Data listing:
────────────────

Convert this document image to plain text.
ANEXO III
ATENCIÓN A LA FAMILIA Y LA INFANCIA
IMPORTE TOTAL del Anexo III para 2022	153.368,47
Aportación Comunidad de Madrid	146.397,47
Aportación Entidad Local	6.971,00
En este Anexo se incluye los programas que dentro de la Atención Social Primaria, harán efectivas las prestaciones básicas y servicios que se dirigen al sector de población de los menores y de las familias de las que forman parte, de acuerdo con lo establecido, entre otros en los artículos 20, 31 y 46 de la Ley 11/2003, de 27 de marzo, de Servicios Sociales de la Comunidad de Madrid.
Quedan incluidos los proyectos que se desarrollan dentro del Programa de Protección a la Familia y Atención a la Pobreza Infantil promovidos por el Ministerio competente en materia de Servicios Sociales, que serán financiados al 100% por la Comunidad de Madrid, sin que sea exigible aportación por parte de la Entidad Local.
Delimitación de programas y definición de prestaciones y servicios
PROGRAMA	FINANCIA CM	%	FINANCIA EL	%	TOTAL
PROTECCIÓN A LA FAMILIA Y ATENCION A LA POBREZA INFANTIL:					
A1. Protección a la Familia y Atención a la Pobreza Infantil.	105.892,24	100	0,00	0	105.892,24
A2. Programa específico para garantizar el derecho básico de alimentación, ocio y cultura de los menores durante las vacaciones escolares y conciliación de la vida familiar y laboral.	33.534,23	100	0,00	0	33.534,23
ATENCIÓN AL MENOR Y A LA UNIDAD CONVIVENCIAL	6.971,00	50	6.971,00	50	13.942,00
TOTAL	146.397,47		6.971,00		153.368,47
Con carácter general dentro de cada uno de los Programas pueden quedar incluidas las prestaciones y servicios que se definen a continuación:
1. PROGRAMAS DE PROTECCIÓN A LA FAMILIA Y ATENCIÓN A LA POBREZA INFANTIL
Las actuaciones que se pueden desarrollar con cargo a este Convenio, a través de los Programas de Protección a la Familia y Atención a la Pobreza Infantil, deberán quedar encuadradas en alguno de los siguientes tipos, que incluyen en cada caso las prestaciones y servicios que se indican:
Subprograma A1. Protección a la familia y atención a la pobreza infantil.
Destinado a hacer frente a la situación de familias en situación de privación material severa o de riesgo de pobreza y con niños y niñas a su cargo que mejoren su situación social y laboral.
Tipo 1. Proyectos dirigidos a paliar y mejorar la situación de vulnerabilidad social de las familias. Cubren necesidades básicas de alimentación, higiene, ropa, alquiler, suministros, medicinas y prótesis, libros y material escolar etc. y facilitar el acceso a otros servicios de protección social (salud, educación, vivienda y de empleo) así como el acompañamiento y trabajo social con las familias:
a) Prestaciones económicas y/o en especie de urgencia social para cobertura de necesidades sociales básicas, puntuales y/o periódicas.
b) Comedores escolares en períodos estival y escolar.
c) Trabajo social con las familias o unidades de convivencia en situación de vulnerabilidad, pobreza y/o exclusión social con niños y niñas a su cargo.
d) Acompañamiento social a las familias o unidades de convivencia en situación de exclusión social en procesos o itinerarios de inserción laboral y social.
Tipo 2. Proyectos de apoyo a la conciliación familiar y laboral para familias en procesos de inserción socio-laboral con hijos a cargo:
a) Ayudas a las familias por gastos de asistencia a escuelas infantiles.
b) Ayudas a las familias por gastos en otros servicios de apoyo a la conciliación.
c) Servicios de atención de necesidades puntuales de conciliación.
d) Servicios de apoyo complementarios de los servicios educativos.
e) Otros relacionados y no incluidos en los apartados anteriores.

────────────────

EXERCISE PROMPT:
Pick out each line that holds the string "Comunidad".

CORRECT ANSWER:
Aportación Comunidad de Madrid	146.397,47
En este Anexo se incluye los programas que dentro de la Atención Social Primaria, harán efectivas las prestaciones básicas y servicios que se dirigen al sector de población de los menores y de las familias de las que forman parte, de acuerdo con lo establecido, entre otros en los artículos 20, 31 y 46 de la Ley 11/2003, de 27 de marzo, de Servicios Sociales de la Comunidad de Madrid.
Quedan incluidos los proyectos que se desarrollan dentro del Programa de Protección a la Familia y Atención a la Pobreza Infantil promovidos por el Ministerio competente en materia de Servicios Sociales, que serán financiados al 100% por la Comunidad de Madrid, sin que sea exigible aportación por parte de la Entidad Local.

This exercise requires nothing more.